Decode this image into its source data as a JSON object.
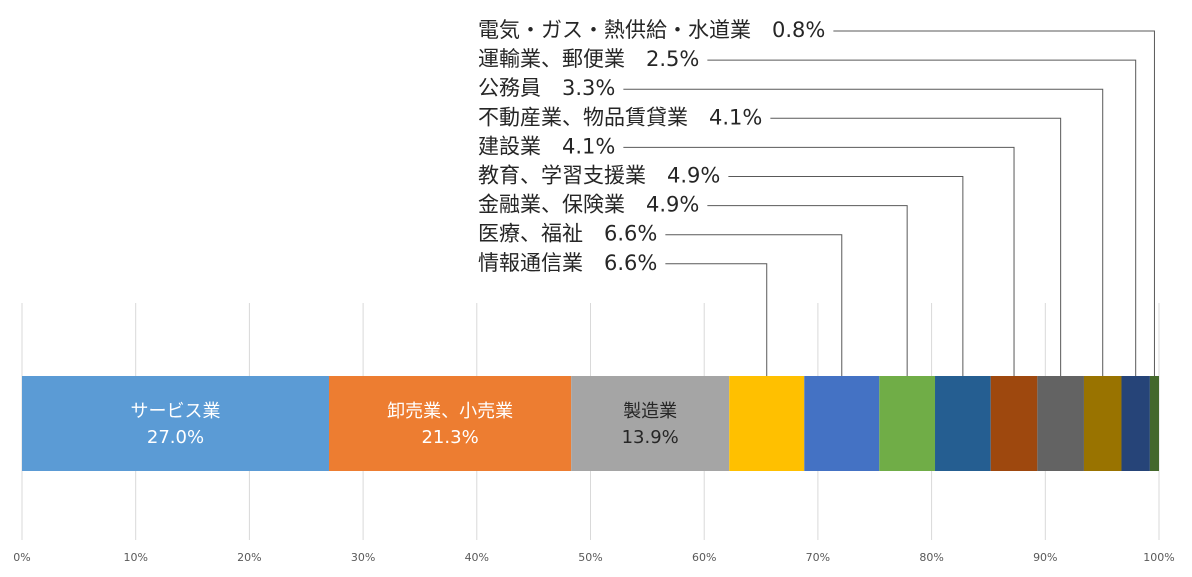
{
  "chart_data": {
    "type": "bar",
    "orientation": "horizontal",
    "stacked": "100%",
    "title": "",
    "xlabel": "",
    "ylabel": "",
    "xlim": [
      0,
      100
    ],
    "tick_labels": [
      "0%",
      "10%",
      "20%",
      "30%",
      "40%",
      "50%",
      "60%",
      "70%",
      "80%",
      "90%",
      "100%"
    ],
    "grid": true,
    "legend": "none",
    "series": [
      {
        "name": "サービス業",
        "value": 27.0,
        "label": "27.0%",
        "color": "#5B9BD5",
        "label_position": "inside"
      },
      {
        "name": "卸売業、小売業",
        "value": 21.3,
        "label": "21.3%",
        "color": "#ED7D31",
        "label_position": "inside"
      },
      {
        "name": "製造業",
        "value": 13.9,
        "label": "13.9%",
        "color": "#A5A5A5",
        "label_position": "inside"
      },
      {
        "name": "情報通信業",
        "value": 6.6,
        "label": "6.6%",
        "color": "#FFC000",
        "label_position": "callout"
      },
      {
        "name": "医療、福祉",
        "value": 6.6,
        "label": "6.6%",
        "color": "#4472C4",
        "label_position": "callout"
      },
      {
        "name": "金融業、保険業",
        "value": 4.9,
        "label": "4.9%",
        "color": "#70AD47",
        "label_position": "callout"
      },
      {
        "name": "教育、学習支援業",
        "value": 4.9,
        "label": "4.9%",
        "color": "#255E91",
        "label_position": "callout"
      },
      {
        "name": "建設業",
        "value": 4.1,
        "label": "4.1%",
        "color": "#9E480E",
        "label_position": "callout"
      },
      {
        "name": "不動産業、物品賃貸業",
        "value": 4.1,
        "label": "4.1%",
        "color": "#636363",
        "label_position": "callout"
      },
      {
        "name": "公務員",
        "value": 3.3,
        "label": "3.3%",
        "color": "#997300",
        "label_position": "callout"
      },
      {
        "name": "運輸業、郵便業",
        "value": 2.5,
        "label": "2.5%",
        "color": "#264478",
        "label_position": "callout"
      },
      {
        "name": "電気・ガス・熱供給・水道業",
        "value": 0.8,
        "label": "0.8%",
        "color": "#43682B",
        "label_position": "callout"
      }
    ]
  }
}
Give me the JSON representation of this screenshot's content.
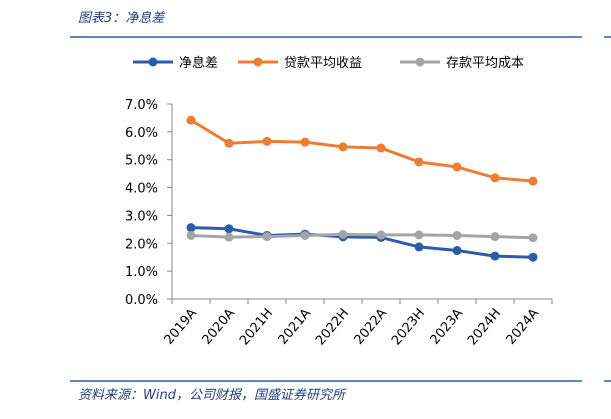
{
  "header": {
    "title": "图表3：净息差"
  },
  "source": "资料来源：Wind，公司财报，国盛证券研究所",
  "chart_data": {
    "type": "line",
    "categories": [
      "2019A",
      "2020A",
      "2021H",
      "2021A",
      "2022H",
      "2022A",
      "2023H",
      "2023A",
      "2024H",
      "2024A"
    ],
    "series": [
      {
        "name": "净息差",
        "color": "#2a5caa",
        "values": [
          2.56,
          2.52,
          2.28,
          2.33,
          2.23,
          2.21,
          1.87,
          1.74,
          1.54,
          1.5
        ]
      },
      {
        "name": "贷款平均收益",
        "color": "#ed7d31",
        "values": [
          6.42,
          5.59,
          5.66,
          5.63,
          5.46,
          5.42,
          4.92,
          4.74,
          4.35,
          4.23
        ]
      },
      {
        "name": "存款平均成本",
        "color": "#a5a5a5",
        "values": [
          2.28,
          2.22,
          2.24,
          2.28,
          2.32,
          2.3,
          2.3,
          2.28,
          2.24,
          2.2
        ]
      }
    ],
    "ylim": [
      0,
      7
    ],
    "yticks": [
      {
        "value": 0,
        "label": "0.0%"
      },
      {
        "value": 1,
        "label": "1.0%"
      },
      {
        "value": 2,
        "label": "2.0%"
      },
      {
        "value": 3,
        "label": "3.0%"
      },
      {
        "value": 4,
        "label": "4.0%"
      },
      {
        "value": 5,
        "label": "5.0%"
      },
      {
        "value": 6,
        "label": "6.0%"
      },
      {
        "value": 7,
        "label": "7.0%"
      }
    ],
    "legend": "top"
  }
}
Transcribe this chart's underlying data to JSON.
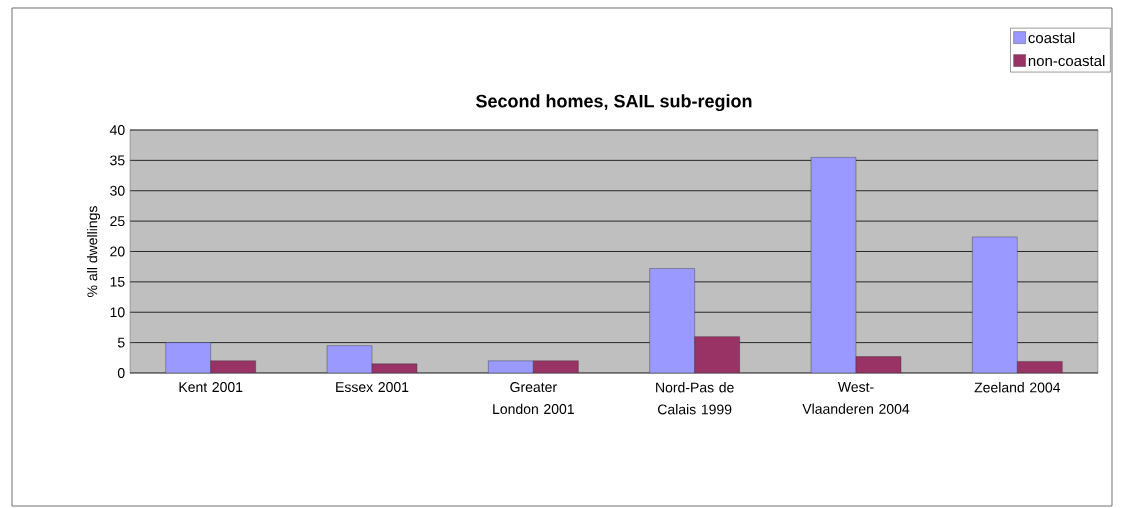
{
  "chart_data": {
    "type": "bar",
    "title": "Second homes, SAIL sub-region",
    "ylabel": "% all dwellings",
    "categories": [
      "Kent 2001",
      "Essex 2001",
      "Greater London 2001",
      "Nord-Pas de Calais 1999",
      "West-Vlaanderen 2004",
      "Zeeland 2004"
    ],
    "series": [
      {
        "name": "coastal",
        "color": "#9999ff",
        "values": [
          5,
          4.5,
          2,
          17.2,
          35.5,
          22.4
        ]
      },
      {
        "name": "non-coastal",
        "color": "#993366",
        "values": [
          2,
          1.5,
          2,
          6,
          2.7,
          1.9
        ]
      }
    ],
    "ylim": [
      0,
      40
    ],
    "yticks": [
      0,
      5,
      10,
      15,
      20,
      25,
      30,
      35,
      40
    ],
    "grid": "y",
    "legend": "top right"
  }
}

◆ ◆ ◆ ◆ ◆

◆ **What to work on**
Print out the lines exactly, skipping any picture.

◆ **In response**
Decode this image into its source data as a JSON object.
{
  "chart_data": {
    "type": "bar",
    "orientation": "horizontal",
    "stacked": "100%",
    "title": "",
    "xlabel": "",
    "ylabel": "",
    "xlim": [
      0,
      100
    ],
    "tick_labels": [
      "0%",
      "10%",
      "20%",
      "30%",
      "40%",
      "50%",
      "60%",
      "70%",
      "80%",
      "90%",
      "100%"
    ],
    "grid": true,
    "legend": "none",
    "series": [
      {
        "name": "サービス業",
        "value": 27.0,
        "label": "27.0%",
        "color": "#5B9BD5",
        "label_position": "inside"
      },
      {
        "name": "卸売業、小売業",
        "value": 21.3,
        "label": "21.3%",
        "color": "#ED7D31",
        "label_position": "inside"
      },
      {
        "name": "製造業",
        "value": 13.9,
        "label": "13.9%",
        "color": "#A5A5A5",
        "label_position": "inside"
      },
      {
        "name": "情報通信業",
        "value": 6.6,
        "label": "6.6%",
        "color": "#FFC000",
        "label_position": "callout"
      },
      {
        "name": "医療、福祉",
        "value": 6.6,
        "label": "6.6%",
        "color": "#4472C4",
        "label_position": "callout"
      },
      {
        "name": "金融業、保険業",
        "value": 4.9,
        "label": "4.9%",
        "color": "#70AD47",
        "label_position": "callout"
      },
      {
        "name": "教育、学習支援業",
        "value": 4.9,
        "label": "4.9%",
        "color": "#255E91",
        "label_position": "callout"
      },
      {
        "name": "建設業",
        "value": 4.1,
        "label": "4.1%",
        "color": "#9E480E",
        "label_position": "callout"
      },
      {
        "name": "不動産業、物品賃貸業",
        "value": 4.1,
        "label": "4.1%",
        "color": "#636363",
        "label_position": "callout"
      },
      {
        "name": "公務員",
        "value": 3.3,
        "label": "3.3%",
        "color": "#997300",
        "label_position": "callout"
      },
      {
        "name": "運輸業、郵便業",
        "value": 2.5,
        "label": "2.5%",
        "color": "#264478",
        "label_position": "callout"
      },
      {
        "name": "電気・ガス・熱供給・水道業",
        "value": 0.8,
        "label": "0.8%",
        "color": "#43682B",
        "label_position": "callout"
      }
    ]
  }
}
Give me the JSON representation of this screenshot's content.
{
  "header": {
    "title": "图表3：净息差"
  },
  "source": "资料来源：Wind，公司财报，国盛证券研究所",
  "chart_data": {
    "type": "line",
    "categories": [
      "2019A",
      "2020A",
      "2021H",
      "2021A",
      "2022H",
      "2022A",
      "2023H",
      "2023A",
      "2024H",
      "2024A"
    ],
    "series": [
      {
        "name": "净息差",
        "color": "#2a5caa",
        "values": [
          2.56,
          2.52,
          2.28,
          2.33,
          2.23,
          2.21,
          1.87,
          1.74,
          1.54,
          1.5
        ]
      },
      {
        "name": "贷款平均收益",
        "color": "#ed7d31",
        "values": [
          6.42,
          5.59,
          5.66,
          5.63,
          5.46,
          5.42,
          4.92,
          4.74,
          4.35,
          4.23
        ]
      },
      {
        "name": "存款平均成本",
        "color": "#a5a5a5",
        "values": [
          2.28,
          2.22,
          2.24,
          2.28,
          2.32,
          2.3,
          2.3,
          2.28,
          2.24,
          2.2
        ]
      }
    ],
    "ylim": [
      0,
      7
    ],
    "yticks": [
      {
        "value": 0,
        "label": "0.0%"
      },
      {
        "value": 1,
        "label": "1.0%"
      },
      {
        "value": 2,
        "label": "2.0%"
      },
      {
        "value": 3,
        "label": "3.0%"
      },
      {
        "value": 4,
        "label": "4.0%"
      },
      {
        "value": 5,
        "label": "5.0%"
      },
      {
        "value": 6,
        "label": "6.0%"
      },
      {
        "value": 7,
        "label": "7.0%"
      }
    ],
    "legend": "top"
  }
}
Transcribe this chart's underlying data to JSON.
{
  "chart_data": {
    "type": "bar",
    "title": "Second homes, SAIL sub-region",
    "ylabel": "% all dwellings",
    "categories": [
      "Kent 2001",
      "Essex 2001",
      "Greater London 2001",
      "Nord-Pas de Calais 1999",
      "West-Vlaanderen 2004",
      "Zeeland 2004"
    ],
    "series": [
      {
        "name": "coastal",
        "color": "#9999ff",
        "values": [
          5,
          4.5,
          2,
          17.2,
          35.5,
          22.4
        ]
      },
      {
        "name": "non-coastal",
        "color": "#993366",
        "values": [
          2,
          1.5,
          2,
          6,
          2.7,
          1.9
        ]
      }
    ],
    "ylim": [
      0,
      40
    ],
    "yticks": [
      0,
      5,
      10,
      15,
      20,
      25,
      30,
      35,
      40
    ],
    "grid": "y",
    "legend": "top right"
  }
}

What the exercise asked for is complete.